### Data in this exercise
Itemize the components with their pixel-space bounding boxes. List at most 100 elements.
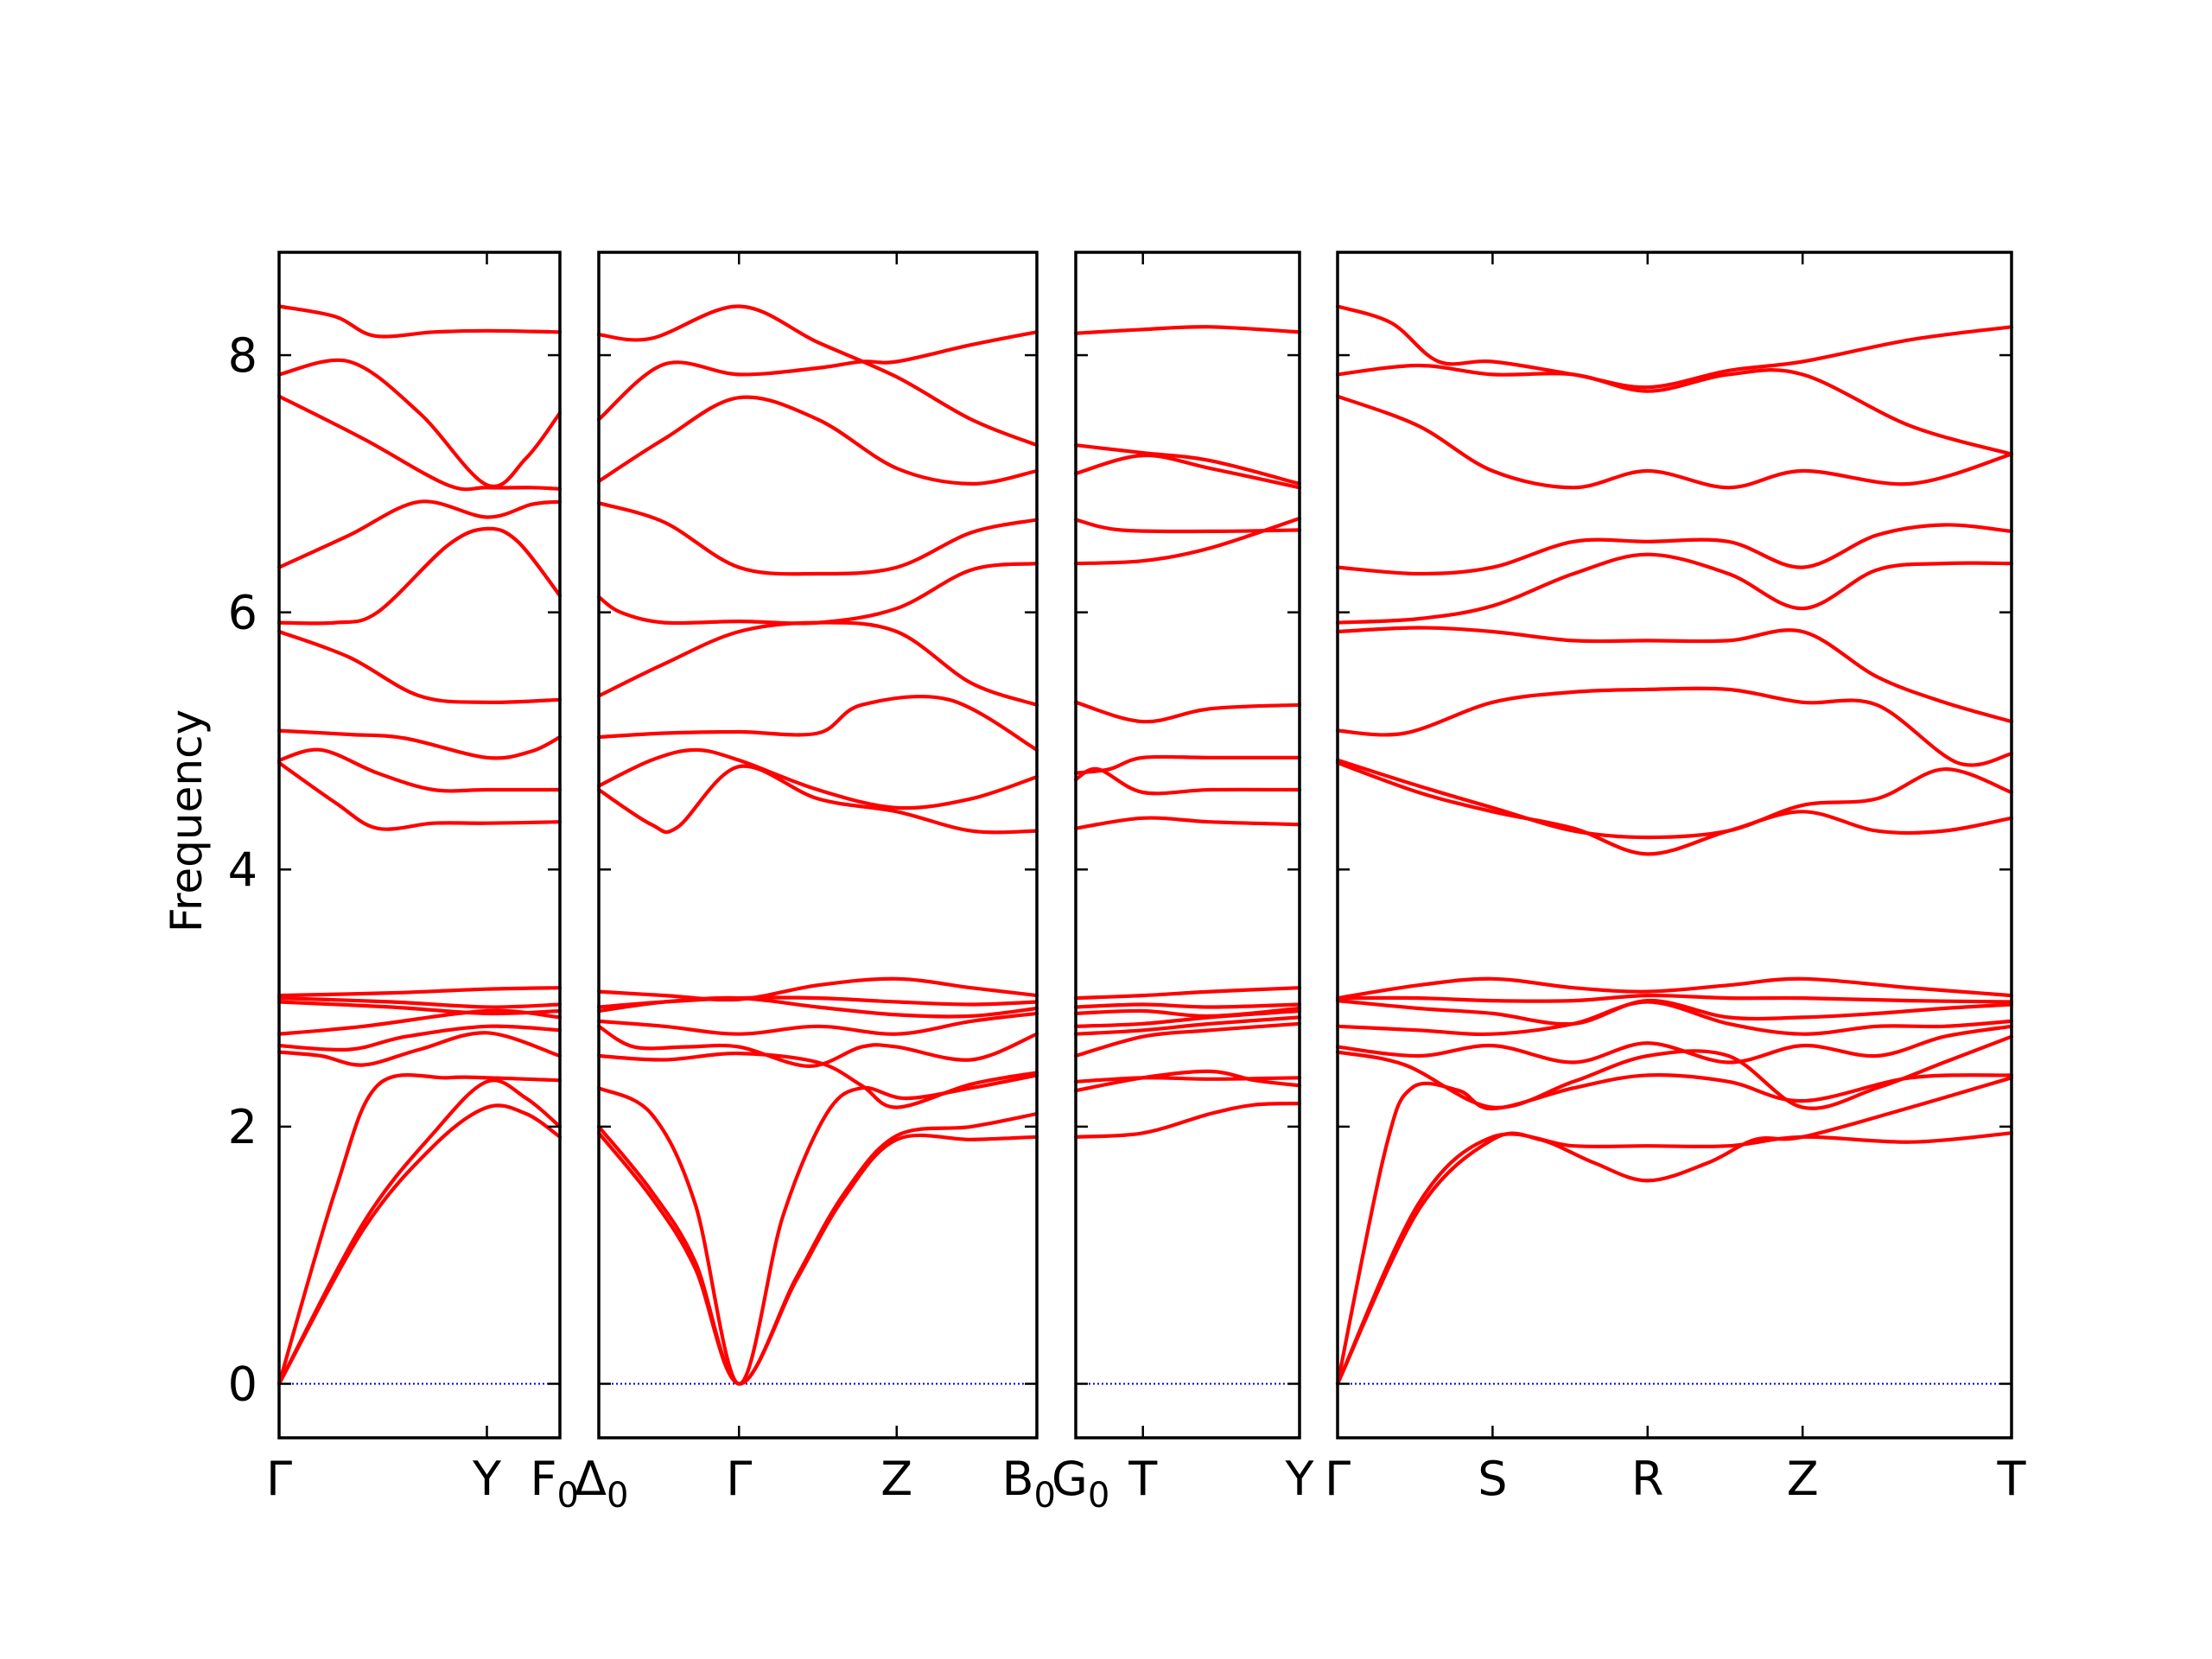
- band-line-9: [1073, 986, 1302, 1001]
- band-line-17: [1335, 363, 2014, 456]
- x-tick-label-subscript: 0: [607, 1476, 628, 1516]
- band-line-1: [1073, 1102, 1302, 1139]
- band-line-10: [596, 764, 1039, 835]
- panel-3: G0 T Y: [1052, 251, 1315, 1516]
- band-line-16: [596, 395, 1039, 486]
- x-tick-label: G0: [1052, 1452, 1109, 1516]
- x-tick-label: Γ: [1325, 1452, 1351, 1506]
- panel-frame: [277, 251, 562, 1440]
- y-tick-label: 2: [228, 1100, 257, 1154]
- band-line-16: [276, 394, 563, 492]
- band-line-13: [1335, 626, 2014, 724]
- band-line-18: [596, 304, 1039, 448]
- band-line-11: [596, 747, 1039, 810]
- band-line-8: [1073, 1002, 1302, 1009]
- band-line-7: [1073, 1006, 1302, 1019]
- y-tick-label: 8: [228, 328, 257, 383]
- band-line-13: [1073, 700, 1302, 724]
- band-line-4: [596, 1051, 1039, 1109]
- x-tick-label: S: [1478, 1452, 1507, 1506]
- band-line-18: [276, 304, 563, 339]
- band-line-17: [596, 330, 1039, 422]
- x-tick-label: Γ: [266, 1452, 292, 1506]
- band-line-11: [276, 747, 563, 793]
- y-axis-label: Frequency: [162, 709, 212, 932]
- band-line-15: [1073, 518, 1302, 534]
- x-tick-label: Δ0: [575, 1452, 628, 1516]
- x-tick-label-subscript: 0: [1088, 1476, 1109, 1516]
- band-line-2: [1073, 1069, 1302, 1093]
- x-tick-label: R: [1631, 1452, 1664, 1506]
- band-line-10: [1335, 760, 2014, 856]
- band-line-1: [596, 1131, 1039, 1386]
- x-tick-label: T: [1128, 1452, 1158, 1506]
- band-line-4: [276, 1031, 563, 1067]
- band-line-16: [1073, 453, 1302, 490]
- band-line-9: [596, 976, 1039, 1002]
- band-line-13: [596, 620, 1039, 707]
- band-line-17: [276, 358, 563, 489]
- band-line-10: [1073, 816, 1302, 830]
- band-line-13: [276, 629, 563, 705]
- panel-1: Γ Y F0: [266, 251, 579, 1516]
- band-line-5: [276, 1024, 563, 1052]
- y-tick-label: 4: [228, 842, 257, 897]
- panel-frame: [1074, 251, 1301, 1440]
- band-line-15: [276, 499, 563, 569]
- x-tick-label: Y: [1285, 1452, 1315, 1506]
- band-line-8: [596, 995, 1039, 1009]
- band-line-11: [1073, 766, 1302, 796]
- band-line-2: [276, 1078, 563, 1386]
- band-line-17: [1073, 443, 1302, 486]
- band-line-9: [1335, 976, 2014, 1001]
- band-line-14: [1073, 516, 1302, 566]
- band-line-8: [276, 996, 563, 1009]
- band-line-6: [1335, 1000, 2014, 1037]
- band-line-4: [1073, 1021, 1302, 1058]
- x-tick-label-subscript: 0: [1034, 1476, 1056, 1516]
- band-line-8: [1335, 993, 2014, 1004]
- band-line-12: [1073, 754, 1302, 775]
- x-tick-label: T: [1997, 1452, 2027, 1506]
- band-line-6: [596, 1011, 1039, 1036]
- x-tick-label: B0: [1002, 1452, 1057, 1516]
- x-tick-label: Z: [1787, 1452, 1819, 1506]
- band-line-16: [1335, 394, 2014, 490]
- band-line-14: [276, 526, 563, 626]
- band-line-5: [1073, 1015, 1302, 1036]
- x-tick-label: Γ: [726, 1452, 752, 1506]
- y-tick-label: 6: [228, 586, 257, 640]
- band-line-3: [276, 1073, 563, 1386]
- y-tick-label: 0: [228, 1357, 257, 1412]
- panel-frame: [1336, 251, 2013, 1440]
- x-tick-label: Y: [472, 1452, 502, 1506]
- band-line-2: [596, 1111, 1039, 1386]
- band-line-7: [1335, 998, 2014, 1027]
- band-line-15: [1335, 523, 2014, 576]
- band-line-5: [1335, 1024, 2014, 1065]
- band-line-9: [276, 986, 563, 998]
- band-line-5: [596, 1024, 1039, 1068]
- x-tick-label-subscript: 0: [557, 1476, 579, 1516]
- band-line-11: [1335, 758, 2014, 840]
- band-line-3: [1335, 1073, 2014, 1386]
- panel-frame: [597, 251, 1039, 1440]
- band-line-18: [1335, 304, 2014, 390]
- band-line-18: [1073, 325, 1302, 335]
- band-line-14: [596, 562, 1039, 626]
- x-tick-label: F0: [530, 1452, 579, 1516]
- band-line-12: [596, 695, 1039, 752]
- band-line-3: [1073, 1076, 1302, 1084]
- band-line-3: [596, 1073, 1039, 1386]
- band-line-7: [276, 1000, 563, 1016]
- band-line-2: [1335, 1076, 2014, 1386]
- band-line-10: [276, 760, 563, 831]
- band-line-12: [1335, 686, 2014, 767]
- band-line-1: [1335, 1131, 2014, 1386]
- band-line-14: [1335, 552, 2014, 625]
- band-line-15: [596, 501, 1039, 576]
- x-tick-label: Z: [880, 1452, 912, 1506]
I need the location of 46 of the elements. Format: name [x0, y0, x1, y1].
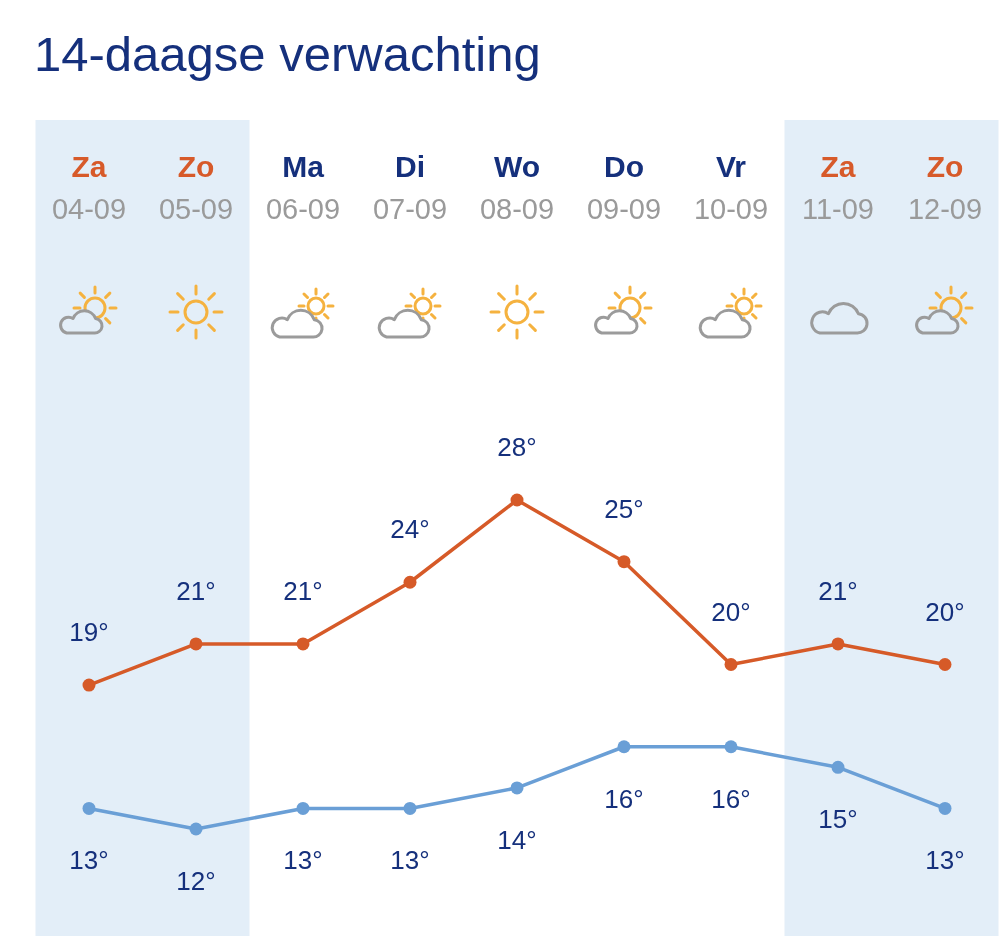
- point: [510, 493, 524, 507]
- x-tick-label: Zo 05-09: [158, 150, 234, 225]
- x-tick-label: Vr 10-09: [693, 150, 769, 225]
- point: [82, 678, 96, 692]
- data-label: 15°: [818, 804, 858, 835]
- data-label: 28°: [497, 432, 537, 462]
- x-tick-label: Do 09-09: [586, 150, 662, 225]
- point: [617, 555, 631, 569]
- data-label: 13°: [69, 845, 109, 876]
- point: [831, 760, 845, 774]
- data-label: 13°: [925, 845, 965, 876]
- point: [724, 740, 738, 754]
- point: [938, 801, 952, 815]
- point: [617, 740, 631, 754]
- point: [403, 575, 417, 589]
- data-label: 16°: [711, 783, 751, 814]
- data-label: 13°: [283, 845, 323, 876]
- x-tick-label: Zo 12-09: [907, 150, 983, 225]
- data-label: 14°: [497, 824, 537, 855]
- data-label: 12°: [176, 866, 216, 896]
- x-tick-label: Ma 06-09: [265, 150, 341, 225]
- point: [189, 822, 203, 836]
- data-label: 20°: [925, 596, 965, 627]
- point: [189, 637, 203, 651]
- point: [296, 637, 310, 651]
- x-tick-label: Za 04-09: [51, 150, 127, 225]
- x-tick-label: Wo 08-09: [479, 150, 555, 225]
- data-label: 21°: [818, 575, 858, 606]
- point: [938, 658, 952, 671]
- data-label: 19°: [69, 617, 109, 648]
- chart-title: 14-daagse verwachting: [34, 26, 541, 82]
- data-label: 21°: [283, 575, 323, 606]
- point: [403, 801, 417, 815]
- data-label: 24°: [390, 514, 430, 545]
- data-label: 16°: [604, 783, 644, 814]
- point: [724, 658, 738, 671]
- x-tick-label: Di 07-09: [372, 150, 448, 225]
- data-label: 21°: [176, 575, 216, 606]
- x-tick-label: Za 11-09: [801, 150, 875, 225]
- data-label: 25°: [604, 493, 644, 524]
- point: [82, 801, 96, 815]
- data-label: 20°: [711, 596, 751, 627]
- point: [296, 801, 310, 815]
- data-label: 13°: [390, 845, 430, 876]
- point: [831, 637, 845, 651]
- point: [510, 781, 524, 795]
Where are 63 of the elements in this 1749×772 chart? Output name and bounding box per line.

### What you are asked to do
Write out every line of the entries above again with no changes, and leave out the pictures.

### Solution to the exercise
Itemize the components with their pixel-space bounding boxes. List at most 100 elements.
- band-line-9: [1073, 986, 1302, 1001]
- band-line-17: [1335, 363, 2014, 456]
- x-tick-label-subscript: 0: [607, 1476, 628, 1516]
- band-line-1: [1073, 1102, 1302, 1139]
- band-line-10: [596, 764, 1039, 835]
- panel-3: G0 T Y: [1052, 251, 1315, 1516]
- band-line-16: [596, 395, 1039, 486]
- x-tick-label: G0: [1052, 1452, 1109, 1516]
- x-tick-label: Γ: [1325, 1452, 1351, 1506]
- panel-frame: [277, 251, 562, 1440]
- y-tick-label: 2: [228, 1100, 257, 1154]
- band-line-16: [276, 394, 563, 492]
- band-line-13: [1335, 626, 2014, 724]
- band-line-18: [596, 304, 1039, 448]
- band-line-11: [596, 747, 1039, 810]
- band-line-8: [1073, 1002, 1302, 1009]
- band-line-7: [1073, 1006, 1302, 1019]
- y-tick-label: 8: [228, 328, 257, 383]
- band-line-13: [1073, 700, 1302, 724]
- band-line-4: [596, 1051, 1039, 1109]
- x-tick-label: S: [1478, 1452, 1507, 1506]
- band-line-18: [276, 304, 563, 339]
- band-line-17: [596, 330, 1039, 422]
- x-tick-label: Γ: [266, 1452, 292, 1506]
- band-line-11: [276, 747, 563, 793]
- y-axis-label: Frequency: [162, 709, 212, 932]
- band-line-15: [1073, 518, 1302, 534]
- x-tick-label: Δ0: [575, 1452, 628, 1516]
- x-tick-label-subscript: 0: [1088, 1476, 1109, 1516]
- band-line-2: [1073, 1069, 1302, 1093]
- x-tick-label: R: [1631, 1452, 1664, 1506]
- band-line-10: [1335, 760, 2014, 856]
- band-line-1: [596, 1131, 1039, 1386]
- x-tick-label: T: [1128, 1452, 1158, 1506]
- band-line-4: [276, 1031, 563, 1067]
- band-line-16: [1073, 453, 1302, 490]
- band-line-9: [596, 976, 1039, 1002]
- band-line-13: [596, 620, 1039, 707]
- band-line-17: [276, 358, 563, 489]
- band-line-10: [1073, 816, 1302, 830]
- band-line-13: [276, 629, 563, 705]
- panel-1: Γ Y F0: [266, 251, 579, 1516]
- band-line-5: [276, 1024, 563, 1052]
- y-tick-label: 4: [228, 842, 257, 897]
- panel-frame: [1074, 251, 1301, 1440]
- band-line-15: [276, 499, 563, 569]
- x-tick-label: Y: [1285, 1452, 1315, 1506]
- band-line-8: [596, 995, 1039, 1009]
- band-line-11: [1073, 766, 1302, 796]
- band-line-2: [276, 1078, 563, 1386]
- band-line-17: [1073, 443, 1302, 486]
- band-line-9: [1335, 976, 2014, 1001]
- band-line-14: [1073, 516, 1302, 566]
- band-line-8: [276, 996, 563, 1009]
- band-line-6: [1335, 1000, 2014, 1037]
- band-line-4: [1073, 1021, 1302, 1058]
- x-tick-label-subscript: 0: [1034, 1476, 1056, 1516]
- band-line-8: [1335, 993, 2014, 1004]
- band-line-12: [1073, 754, 1302, 775]
- x-tick-label: T: [1997, 1452, 2027, 1506]
- band-line-6: [596, 1011, 1039, 1036]
- x-tick-label: B0: [1002, 1452, 1057, 1516]
- x-tick-label: Z: [1787, 1452, 1819, 1506]
- band-line-16: [1335, 394, 2014, 490]
- band-line-14: [276, 526, 563, 626]
- band-line-5: [1073, 1015, 1302, 1036]
- x-tick-label: Γ: [726, 1452, 752, 1506]
- y-tick-label: 6: [228, 586, 257, 640]
- band-line-3: [276, 1073, 563, 1386]
- y-tick-label: 0: [228, 1357, 257, 1412]
- panel-frame: [1336, 251, 2013, 1440]
- x-tick-label: Y: [472, 1452, 502, 1506]
- band-line-2: [596, 1111, 1039, 1386]
- band-line-7: [1335, 998, 2014, 1027]
- band-line-15: [1335, 523, 2014, 576]
- band-line-5: [1335, 1024, 2014, 1065]
- band-line-9: [276, 986, 563, 998]
- band-line-5: [596, 1024, 1039, 1068]
- x-tick-label-subscript: 0: [557, 1476, 579, 1516]
- band-line-11: [1335, 758, 2014, 840]
- band-line-3: [1335, 1073, 2014, 1386]
- panel-frame: [597, 251, 1039, 1440]
- band-line-18: [1335, 304, 2014, 390]
- band-line-18: [1073, 325, 1302, 335]
- band-line-14: [596, 562, 1039, 626]
- x-tick-label: F0: [530, 1452, 579, 1516]
- band-line-12: [596, 695, 1039, 752]
- band-line-3: [1073, 1076, 1302, 1084]
- band-line-3: [596, 1073, 1039, 1386]
- band-line-7: [276, 1000, 563, 1016]
- band-line-2: [1335, 1076, 2014, 1386]
- band-line-10: [276, 760, 563, 831]
- band-line-12: [1335, 686, 2014, 767]
- band-line-1: [1335, 1131, 2014, 1386]
- band-line-14: [1335, 552, 2014, 625]
- band-line-15: [596, 501, 1039, 576]
- x-tick-label: Z: [880, 1452, 912, 1506]
I need the location of 46 of the elements. Format: name [x0, y0, x1, y1].
- point: [510, 493, 524, 507]
- x-tick-label: Zo 05-09: [158, 150, 234, 225]
- x-tick-label: Vr 10-09: [693, 150, 769, 225]
- point: [82, 678, 96, 692]
- data-label: 15°: [818, 804, 858, 835]
- data-label: 28°: [497, 432, 537, 462]
- x-tick-label: Do 09-09: [586, 150, 662, 225]
- point: [617, 555, 631, 569]
- data-label: 13°: [69, 845, 109, 876]
- point: [831, 760, 845, 774]
- data-label: 13°: [925, 845, 965, 876]
- point: [724, 740, 738, 754]
- point: [938, 801, 952, 815]
- point: [617, 740, 631, 754]
- point: [403, 575, 417, 589]
- data-label: 16°: [711, 783, 751, 814]
- data-label: 13°: [283, 845, 323, 876]
- x-tick-label: Zo 12-09: [907, 150, 983, 225]
- data-label: 14°: [497, 824, 537, 855]
- data-label: 12°: [176, 866, 216, 896]
- x-tick-label: Ma 06-09: [265, 150, 341, 225]
- point: [189, 822, 203, 836]
- data-label: 20°: [925, 596, 965, 627]
- point: [189, 637, 203, 651]
- point: [296, 637, 310, 651]
- x-tick-label: Za 04-09: [51, 150, 127, 225]
- x-tick-label: Wo 08-09: [479, 150, 555, 225]
- data-label: 21°: [818, 575, 858, 606]
- point: [938, 658, 952, 671]
- data-label: 19°: [69, 617, 109, 648]
- chart-title: 14-daagse verwachting: [34, 26, 541, 82]
- data-label: 21°: [283, 575, 323, 606]
- point: [403, 801, 417, 815]
- data-label: 24°: [390, 514, 430, 545]
- data-label: 16°: [604, 783, 644, 814]
- point: [724, 658, 738, 671]
- x-tick-label: Di 07-09: [372, 150, 448, 225]
- data-label: 21°: [176, 575, 216, 606]
- x-tick-label: Za 11-09: [801, 150, 875, 225]
- data-label: 25°: [604, 493, 644, 524]
- point: [82, 801, 96, 815]
- data-label: 20°: [711, 596, 751, 627]
- point: [296, 801, 310, 815]
- data-label: 13°: [390, 845, 430, 876]
- point: [831, 637, 845, 651]
- point: [510, 781, 524, 795]
Where are 63 of the elements in this 1749×772 chart? Output name and bounding box per line.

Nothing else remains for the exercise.